- GIVEN TASK:
Would you transcribe the whole listing exactly, minus its pictures?

- Saved entries:
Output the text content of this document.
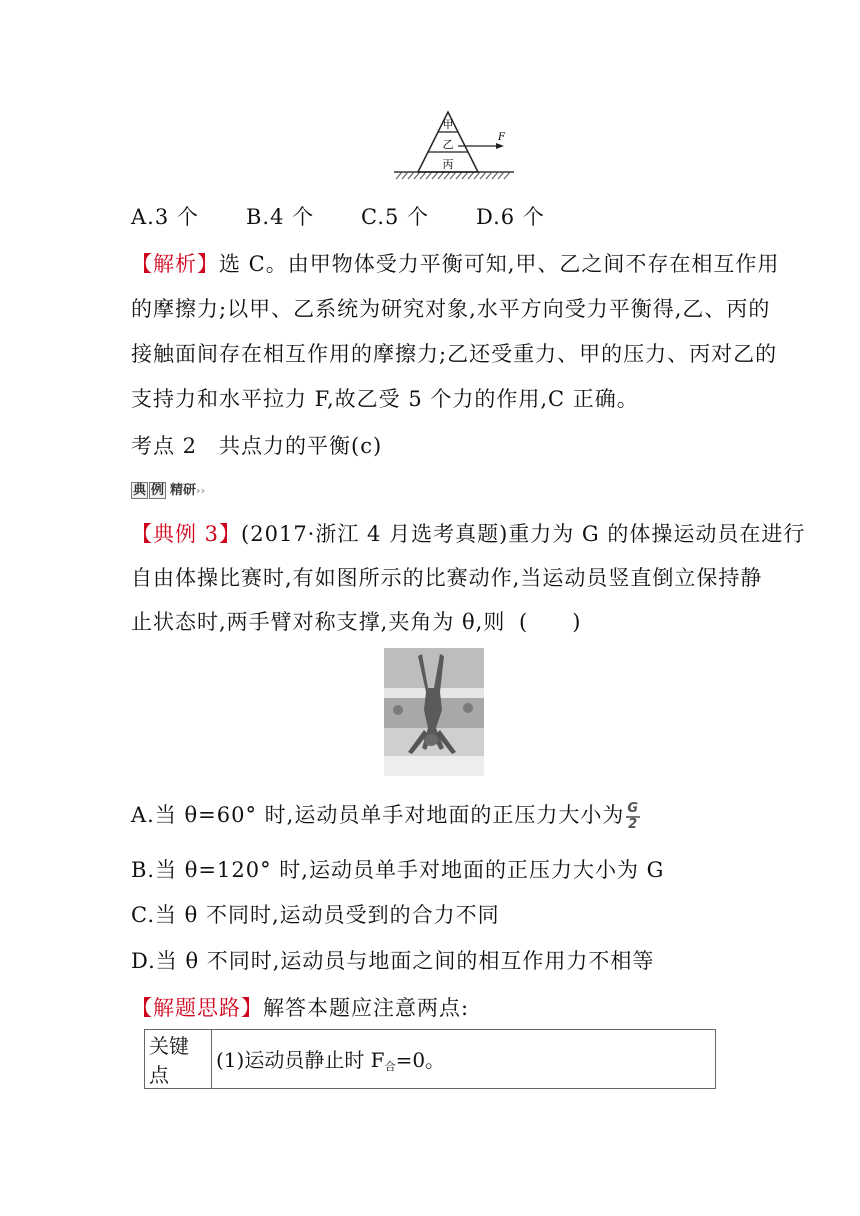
甲
乙
丙
F
A.3 个 B.4 个 C.5 个 D.6 个
【解析】选 C。由甲物体受力平衡可知,甲、乙之间不存在相互作用
的摩擦力;以甲、乙系统为研究对象,水平方向受力平衡得,乙、丙的
接触面间存在相互作用的摩擦力;乙还受重力、甲的压力、丙对乙的
支持力和水平拉力 F,故乙受 5 个力的作用,C 正确。
考点 2　共点力的平衡(c)
典 例 精研››
【典例 3】(2017·浙江 4 月选考真题)重力为 G 的体操运动员在进行
自由体操比赛时,有如图所示的比赛动作,当运动员竖直倒立保持静
止状态时,两手臂对称支撑,夹角为 θ,则 (　　)
A.当 θ=60° 时,运动员单手对地面的正压力大小为 $\frac{G}{2}$
B.当 θ=120° 时,运动员单手对地面的正压力大小为 G
C.当 θ 不同时,运动员受到的合力不同
D.当 θ 不同时,运动员与地面之间的相互作用力不相等
【解题思路】解答本题应注意两点:
关键点	(1)运动员静止时 $F_合=0$。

- THE SOLUTION:
Output the text content of this document.
甲
乙
丙
F
A.3 个 B.4 个 C.5 个 D.6 个
【解析】选 C。由甲物体受力平衡可知,甲、乙之间不存在相互作用
的摩擦力;以甲、乙系统为研究对象,水平方向受力平衡得,乙、丙的
接触面间存在相互作用的摩擦力;乙还受重力、甲的压力、丙对乙的
支持力和水平拉力 F,故乙受 5 个力的作用,C 正确。
考点 2　共点力的平衡(c)
典 例 精研››
【典例 3】(2017·浙江 4 月选考真题)重力为 G 的体操运动员在进行
自由体操比赛时,有如图所示的比赛动作,当运动员竖直倒立保持静
止状态时,两手臂对称支撑,夹角为 θ,则 (　　)
A.当 θ=60° 时,运动员单手对地面的正压力大小为 $\frac{G}{2}$
B.当 θ=120° 时,运动员单手对地面的正压力大小为 G
C.当 θ 不同时,运动员受到的合力不同
D.当 θ 不同时,运动员与地面之间的相互作用力不相等
【解题思路】解答本题应注意两点:
关键点	(1)运动员静止时 $F_合=0$。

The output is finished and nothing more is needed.